>> BEGIN Task material

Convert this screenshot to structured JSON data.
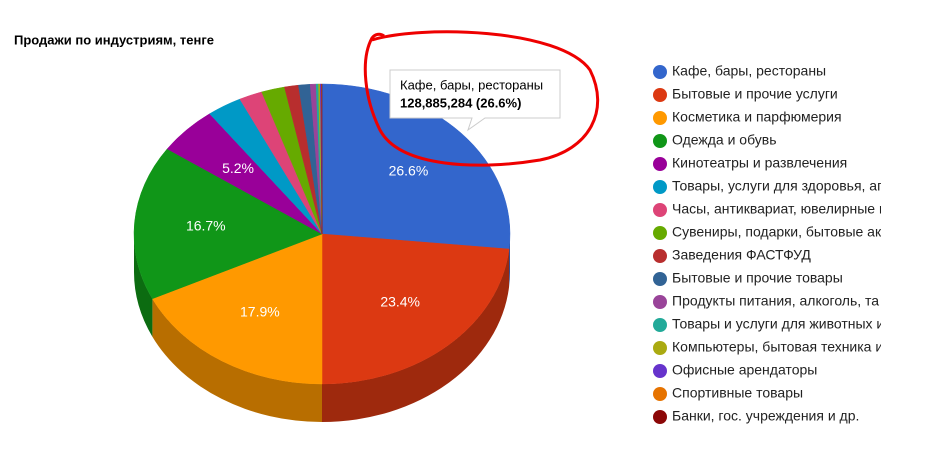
{
  "chart_data": {
    "type": "pie",
    "title": "Продажи по индустриям, тенге",
    "categories": [
      "Кафе, бары, рестораны",
      "Бытовые и прочие услуги",
      "Косметика и парфюмерия",
      "Одежда и обувь",
      "Кинотеатры и развлечения",
      "Товары, услуги для здоровья, аг",
      "Часы, антиквариат, ювелирные и",
      "Сувениры, подарки, бытовые ак",
      "Заведения ФАСТФУД",
      "Бытовые и прочие товары",
      "Продукты питания, алкоголь, та",
      "Товары и услуги для животных и",
      "Компьютеры, бытовая техника и",
      "Офисные арендаторы",
      "Спортивные товары",
      "Банки, гос. учреждения и др."
    ],
    "values": [
      26.6,
      23.4,
      17.9,
      16.7,
      5.2,
      3.0,
      2.0,
      2.0,
      1.2,
      1.0,
      0.5,
      0.2,
      0.15,
      0.1,
      0.03,
      0.02
    ],
    "value_labels": [
      "26.6%",
      "23.4%",
      "17.9%",
      "16.7%",
      "5.2%",
      null,
      null,
      null,
      null,
      null,
      null,
      null,
      null,
      null,
      null,
      null
    ],
    "colors": [
      "#3366cc",
      "#dc3912",
      "#ff9900",
      "#109618",
      "#990099",
      "#0099c6",
      "#dd4477",
      "#66aa00",
      "#b82e2e",
      "#316395",
      "#994499",
      "#22aa99",
      "#aaaa11",
      "#6633cc",
      "#e67300",
      "#8b0707"
    ],
    "legend": "right",
    "tooltip": {
      "title": "Кафе, бары, рестораны",
      "value": 128885284,
      "value_label": "128,885,284 (26.6%)"
    }
  }
}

>> END Task material

Goal of the exercise: Without including any pictures, print each record exactly.

Completed exercise:
Convert this screenshot to structured JSON data.
{
  "chart_data": {
    "type": "pie",
    "title": "Продажи по индустриям, тенге",
    "categories": [
      "Кафе, бары, рестораны",
      "Бытовые и прочие услуги",
      "Косметика и парфюмерия",
      "Одежда и обувь",
      "Кинотеатры и развлечения",
      "Товары, услуги для здоровья, аг",
      "Часы, антиквариат, ювелирные и",
      "Сувениры, подарки, бытовые ак",
      "Заведения ФАСТФУД",
      "Бытовые и прочие товары",
      "Продукты питания, алкоголь, та",
      "Товары и услуги для животных и",
      "Компьютеры, бытовая техника и",
      "Офисные арендаторы",
      "Спортивные товары",
      "Банки, гос. учреждения и др."
    ],
    "values": [
      26.6,
      23.4,
      17.9,
      16.7,
      5.2,
      3.0,
      2.0,
      2.0,
      1.2,
      1.0,
      0.5,
      0.2,
      0.15,
      0.1,
      0.03,
      0.02
    ],
    "value_labels": [
      "26.6%",
      "23.4%",
      "17.9%",
      "16.7%",
      "5.2%",
      null,
      null,
      null,
      null,
      null,
      null,
      null,
      null,
      null,
      null,
      null
    ],
    "colors": [
      "#3366cc",
      "#dc3912",
      "#ff9900",
      "#109618",
      "#990099",
      "#0099c6",
      "#dd4477",
      "#66aa00",
      "#b82e2e",
      "#316395",
      "#994499",
      "#22aa99",
      "#aaaa11",
      "#6633cc",
      "#e67300",
      "#8b0707"
    ],
    "legend": "right",
    "tooltip": {
      "title": "Кафе, бары, рестораны",
      "value": 128885284,
      "value_label": "128,885,284 (26.6%)"
    }
  }
}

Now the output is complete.